(Collected data entries)
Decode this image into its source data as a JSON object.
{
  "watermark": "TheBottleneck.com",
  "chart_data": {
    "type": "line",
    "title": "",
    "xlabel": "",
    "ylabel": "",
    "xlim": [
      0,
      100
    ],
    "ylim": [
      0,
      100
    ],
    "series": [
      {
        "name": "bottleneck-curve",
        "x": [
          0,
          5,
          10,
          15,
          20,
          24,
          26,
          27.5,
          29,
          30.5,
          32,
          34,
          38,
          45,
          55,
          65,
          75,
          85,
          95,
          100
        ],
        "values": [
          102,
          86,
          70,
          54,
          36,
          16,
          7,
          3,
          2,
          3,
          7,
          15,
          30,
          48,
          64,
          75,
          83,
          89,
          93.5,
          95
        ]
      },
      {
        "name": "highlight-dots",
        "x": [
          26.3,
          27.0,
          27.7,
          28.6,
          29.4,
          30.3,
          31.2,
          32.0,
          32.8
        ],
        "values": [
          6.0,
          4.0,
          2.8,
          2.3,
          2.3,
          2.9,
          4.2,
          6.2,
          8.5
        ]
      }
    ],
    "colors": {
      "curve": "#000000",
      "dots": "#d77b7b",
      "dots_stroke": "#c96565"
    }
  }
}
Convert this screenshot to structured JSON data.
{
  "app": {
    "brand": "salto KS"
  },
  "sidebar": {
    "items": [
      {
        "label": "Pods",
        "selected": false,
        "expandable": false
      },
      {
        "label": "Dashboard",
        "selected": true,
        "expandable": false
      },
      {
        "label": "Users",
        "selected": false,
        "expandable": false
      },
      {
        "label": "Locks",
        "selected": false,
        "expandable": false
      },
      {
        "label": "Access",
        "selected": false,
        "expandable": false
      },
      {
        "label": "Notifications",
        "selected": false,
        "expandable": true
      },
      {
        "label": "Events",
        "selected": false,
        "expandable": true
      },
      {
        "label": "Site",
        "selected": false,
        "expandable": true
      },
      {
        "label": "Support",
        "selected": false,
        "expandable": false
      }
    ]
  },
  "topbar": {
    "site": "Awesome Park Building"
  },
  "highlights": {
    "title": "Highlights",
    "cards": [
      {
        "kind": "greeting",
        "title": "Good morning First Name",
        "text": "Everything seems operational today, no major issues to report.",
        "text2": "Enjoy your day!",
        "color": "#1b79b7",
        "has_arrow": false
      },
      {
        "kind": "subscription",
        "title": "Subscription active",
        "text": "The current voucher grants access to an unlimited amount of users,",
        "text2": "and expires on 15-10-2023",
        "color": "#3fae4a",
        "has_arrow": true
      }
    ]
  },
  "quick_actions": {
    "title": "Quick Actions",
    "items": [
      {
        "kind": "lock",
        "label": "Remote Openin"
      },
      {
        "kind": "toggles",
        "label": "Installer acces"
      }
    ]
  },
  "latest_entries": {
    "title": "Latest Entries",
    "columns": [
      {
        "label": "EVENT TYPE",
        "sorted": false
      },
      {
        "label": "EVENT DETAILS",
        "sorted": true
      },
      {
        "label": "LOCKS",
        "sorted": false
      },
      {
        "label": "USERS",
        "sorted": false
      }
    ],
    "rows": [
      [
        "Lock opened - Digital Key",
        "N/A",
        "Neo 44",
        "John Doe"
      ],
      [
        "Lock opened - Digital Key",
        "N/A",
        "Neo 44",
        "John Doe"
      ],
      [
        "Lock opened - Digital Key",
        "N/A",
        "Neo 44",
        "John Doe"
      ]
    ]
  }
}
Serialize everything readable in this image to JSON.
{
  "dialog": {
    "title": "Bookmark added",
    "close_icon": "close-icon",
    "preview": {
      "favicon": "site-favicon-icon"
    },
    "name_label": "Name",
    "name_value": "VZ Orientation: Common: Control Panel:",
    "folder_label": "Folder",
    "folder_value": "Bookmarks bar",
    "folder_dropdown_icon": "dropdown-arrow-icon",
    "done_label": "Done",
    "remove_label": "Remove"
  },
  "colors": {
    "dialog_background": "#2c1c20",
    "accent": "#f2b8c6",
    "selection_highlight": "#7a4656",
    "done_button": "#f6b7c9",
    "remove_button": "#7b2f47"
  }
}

**OBJECTIVE:** Copy out each line above, character for character.

**RESPONSE TO THE EXERCISE:**
Decode this image into its source data as a JSON object.
{
  "watermark": "TheBottleneck.com",
  "chart_data": {
    "type": "line",
    "title": "",
    "xlabel": "",
    "ylabel": "",
    "xlim": [
      0,
      100
    ],
    "ylim": [
      0,
      100
    ],
    "series": [
      {
        "name": "bottleneck-curve",
        "x": [
          0,
          5,
          10,
          15,
          20,
          24,
          26,
          27.5,
          29,
          30.5,
          32,
          34,
          38,
          45,
          55,
          65,
          75,
          85,
          95,
          100
        ],
        "values": [
          102,
          86,
          70,
          54,
          36,
          16,
          7,
          3,
          2,
          3,
          7,
          15,
          30,
          48,
          64,
          75,
          83,
          89,
          93.5,
          95
        ]
      },
      {
        "name": "highlight-dots",
        "x": [
          26.3,
          27.0,
          27.7,
          28.6,
          29.4,
          30.3,
          31.2,
          32.0,
          32.8
        ],
        "values": [
          6.0,
          4.0,
          2.8,
          2.3,
          2.3,
          2.9,
          4.2,
          6.2,
          8.5
        ]
      }
    ],
    "colors": {
      "curve": "#000000",
      "dots": "#d77b7b",
      "dots_stroke": "#c96565"
    }
  }
}
Convert this screenshot to structured JSON data.
{
  "app": {
    "brand": "salto KS"
  },
  "sidebar": {
    "items": [
      {
        "label": "Pods",
        "selected": false,
        "expandable": false
      },
      {
        "label": "Dashboard",
        "selected": true,
        "expandable": false
      },
      {
        "label": "Users",
        "selected": false,
        "expandable": false
      },
      {
        "label": "Locks",
        "selected": false,
        "expandable": false
      },
      {
        "label": "Access",
        "selected": false,
        "expandable": false
      },
      {
        "label": "Notifications",
        "selected": false,
        "expandable": true
      },
      {
        "label": "Events",
        "selected": false,
        "expandable": true
      },
      {
        "label": "Site",
        "selected": false,
        "expandable": true
      },
      {
        "label": "Support",
        "selected": false,
        "expandable": false
      }
    ]
  },
  "topbar": {
    "site": "Awesome Park Building"
  },
  "highlights": {
    "title": "Highlights",
    "cards": [
      {
        "kind": "greeting",
        "title": "Good morning First Name",
        "text": "Everything seems operational today, no major issues to report.",
        "text2": "Enjoy your day!",
        "color": "#1b79b7",
        "has_arrow": false
      },
      {
        "kind": "subscription",
        "title": "Subscription active",
        "text": "The current voucher grants access to an unlimited amount of users,",
        "text2": "and expires on 15-10-2023",
        "color": "#3fae4a",
        "has_arrow": true
      }
    ]
  },
  "quick_actions": {
    "title": "Quick Actions",
    "items": [
      {
        "kind": "lock",
        "label": "Remote Openin"
      },
      {
        "kind": "toggles",
        "label": "Installer acces"
      }
    ]
  },
  "latest_entries": {
    "title": "Latest Entries",
    "columns": [
      {
        "label": "EVENT TYPE",
        "sorted": false
      },
      {
        "label": "EVENT DETAILS",
        "sorted": true
      },
      {
        "label": "LOCKS",
        "sorted": false
      },
      {
        "label": "USERS",
        "sorted": false
      }
    ],
    "rows": [
      [
        "Lock opened - Digital Key",
        "N/A",
        "Neo 44",
        "John Doe"
      ],
      [
        "Lock opened - Digital Key",
        "N/A",
        "Neo 44",
        "John Doe"
      ],
      [
        "Lock opened - Digital Key",
        "N/A",
        "Neo 44",
        "John Doe"
      ]
    ]
  }
}
Serialize everything readable in this image to JSON.
{
  "dialog": {
    "title": "Bookmark added",
    "close_icon": "close-icon",
    "preview": {
      "favicon": "site-favicon-icon"
    },
    "name_label": "Name",
    "name_value": "VZ Orientation: Common: Control Panel:",
    "folder_label": "Folder",
    "folder_value": "Bookmarks bar",
    "folder_dropdown_icon": "dropdown-arrow-icon",
    "done_label": "Done",
    "remove_label": "Remove"
  },
  "colors": {
    "dialog_background": "#2c1c20",
    "accent": "#f2b8c6",
    "selection_highlight": "#7a4656",
    "done_button": "#f6b7c9",
    "remove_button": "#7b2f47"
  }
}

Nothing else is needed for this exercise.